_AIM OF THE TASK_
All of the data needs to be repeated exactly.

▼▼▼

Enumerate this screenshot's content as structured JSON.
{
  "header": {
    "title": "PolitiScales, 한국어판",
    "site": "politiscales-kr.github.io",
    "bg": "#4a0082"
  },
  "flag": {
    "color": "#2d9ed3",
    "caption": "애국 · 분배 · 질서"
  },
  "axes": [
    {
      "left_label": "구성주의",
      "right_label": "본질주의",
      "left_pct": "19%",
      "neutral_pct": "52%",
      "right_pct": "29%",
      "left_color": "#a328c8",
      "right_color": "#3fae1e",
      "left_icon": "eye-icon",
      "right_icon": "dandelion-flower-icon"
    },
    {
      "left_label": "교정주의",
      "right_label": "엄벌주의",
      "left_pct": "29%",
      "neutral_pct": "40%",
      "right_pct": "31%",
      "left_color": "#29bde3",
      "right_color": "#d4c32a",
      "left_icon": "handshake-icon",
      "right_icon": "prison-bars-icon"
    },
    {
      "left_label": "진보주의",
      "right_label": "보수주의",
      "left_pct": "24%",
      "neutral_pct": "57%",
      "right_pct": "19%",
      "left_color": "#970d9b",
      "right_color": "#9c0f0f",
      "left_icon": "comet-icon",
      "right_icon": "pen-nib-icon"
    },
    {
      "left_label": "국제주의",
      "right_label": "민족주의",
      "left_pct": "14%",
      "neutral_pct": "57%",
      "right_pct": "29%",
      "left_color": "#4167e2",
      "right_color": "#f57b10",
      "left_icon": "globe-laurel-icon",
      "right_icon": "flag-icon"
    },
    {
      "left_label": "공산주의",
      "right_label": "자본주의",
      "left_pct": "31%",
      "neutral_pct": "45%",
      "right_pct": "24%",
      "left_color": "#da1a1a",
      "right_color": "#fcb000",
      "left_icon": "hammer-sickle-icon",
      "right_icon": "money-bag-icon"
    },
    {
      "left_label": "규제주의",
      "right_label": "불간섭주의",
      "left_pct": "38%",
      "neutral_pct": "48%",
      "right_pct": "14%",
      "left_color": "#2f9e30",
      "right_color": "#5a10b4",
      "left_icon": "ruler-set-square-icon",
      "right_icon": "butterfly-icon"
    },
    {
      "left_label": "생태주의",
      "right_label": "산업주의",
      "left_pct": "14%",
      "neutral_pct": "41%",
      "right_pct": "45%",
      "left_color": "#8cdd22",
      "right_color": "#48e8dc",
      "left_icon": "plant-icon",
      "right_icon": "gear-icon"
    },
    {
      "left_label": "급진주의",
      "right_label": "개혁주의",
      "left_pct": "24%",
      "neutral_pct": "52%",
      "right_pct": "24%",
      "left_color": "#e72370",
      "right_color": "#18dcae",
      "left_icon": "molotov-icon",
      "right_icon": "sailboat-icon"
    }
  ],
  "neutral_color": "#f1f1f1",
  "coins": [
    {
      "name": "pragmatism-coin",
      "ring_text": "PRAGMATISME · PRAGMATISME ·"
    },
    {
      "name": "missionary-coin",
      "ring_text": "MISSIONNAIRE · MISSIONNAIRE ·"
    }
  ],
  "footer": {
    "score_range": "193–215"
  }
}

▲▲▲

_COMPLETE OUTPUT_
Enumerate this screenshot's content as structured JSON.
{
  "header": {
    "title": "PolitiScales, 한국어판",
    "site": "politiscales-kr.github.io",
    "bg": "#4a0082"
  },
  "flag": {
    "color": "#2d9ed3",
    "caption": "애국 · 분배 · 질서"
  },
  "axes": [
    {
      "left_label": "구성주의",
      "right_label": "본질주의",
      "left_pct": "19%",
      "neutral_pct": "52%",
      "right_pct": "29%",
      "left_color": "#a328c8",
      "right_color": "#3fae1e",
      "left_icon": "eye-icon",
      "right_icon": "dandelion-flower-icon"
    },
    {
      "left_label": "교정주의",
      "right_label": "엄벌주의",
      "left_pct": "29%",
      "neutral_pct": "40%",
      "right_pct": "31%",
      "left_color": "#29bde3",
      "right_color": "#d4c32a",
      "left_icon": "handshake-icon",
      "right_icon": "prison-bars-icon"
    },
    {
      "left_label": "진보주의",
      "right_label": "보수주의",
      "left_pct": "24%",
      "neutral_pct": "57%",
      "right_pct": "19%",
      "left_color": "#970d9b",
      "right_color": "#9c0f0f",
      "left_icon": "comet-icon",
      "right_icon": "pen-nib-icon"
    },
    {
      "left_label": "국제주의",
      "right_label": "민족주의",
      "left_pct": "14%",
      "neutral_pct": "57%",
      "right_pct": "29%",
      "left_color": "#4167e2",
      "right_color": "#f57b10",
      "left_icon": "globe-laurel-icon",
      "right_icon": "flag-icon"
    },
    {
      "left_label": "공산주의",
      "right_label": "자본주의",
      "left_pct": "31%",
      "neutral_pct": "45%",
      "right_pct": "24%",
      "left_color": "#da1a1a",
      "right_color": "#fcb000",
      "left_icon": "hammer-sickle-icon",
      "right_icon": "money-bag-icon"
    },
    {
      "left_label": "규제주의",
      "right_label": "불간섭주의",
      "left_pct": "38%",
      "neutral_pct": "48%",
      "right_pct": "14%",
      "left_color": "#2f9e30",
      "right_color": "#5a10b4",
      "left_icon": "ruler-set-square-icon",
      "right_icon": "butterfly-icon"
    },
    {
      "left_label": "생태주의",
      "right_label": "산업주의",
      "left_pct": "14%",
      "neutral_pct": "41%",
      "right_pct": "45%",
      "left_color": "#8cdd22",
      "right_color": "#48e8dc",
      "left_icon": "plant-icon",
      "right_icon": "gear-icon"
    },
    {
      "left_label": "급진주의",
      "right_label": "개혁주의",
      "left_pct": "24%",
      "neutral_pct": "52%",
      "right_pct": "24%",
      "left_color": "#e72370",
      "right_color": "#18dcae",
      "left_icon": "molotov-icon",
      "right_icon": "sailboat-icon"
    }
  ],
  "neutral_color": "#f1f1f1",
  "coins": [
    {
      "name": "pragmatism-coin",
      "ring_text": "PRAGMATISME · PRAGMATISME ·"
    },
    {
      "name": "missionary-coin",
      "ring_text": "MISSIONNAIRE · MISSIONNAIRE ·"
    }
  ],
  "footer": {
    "score_range": "193–215"
  }
}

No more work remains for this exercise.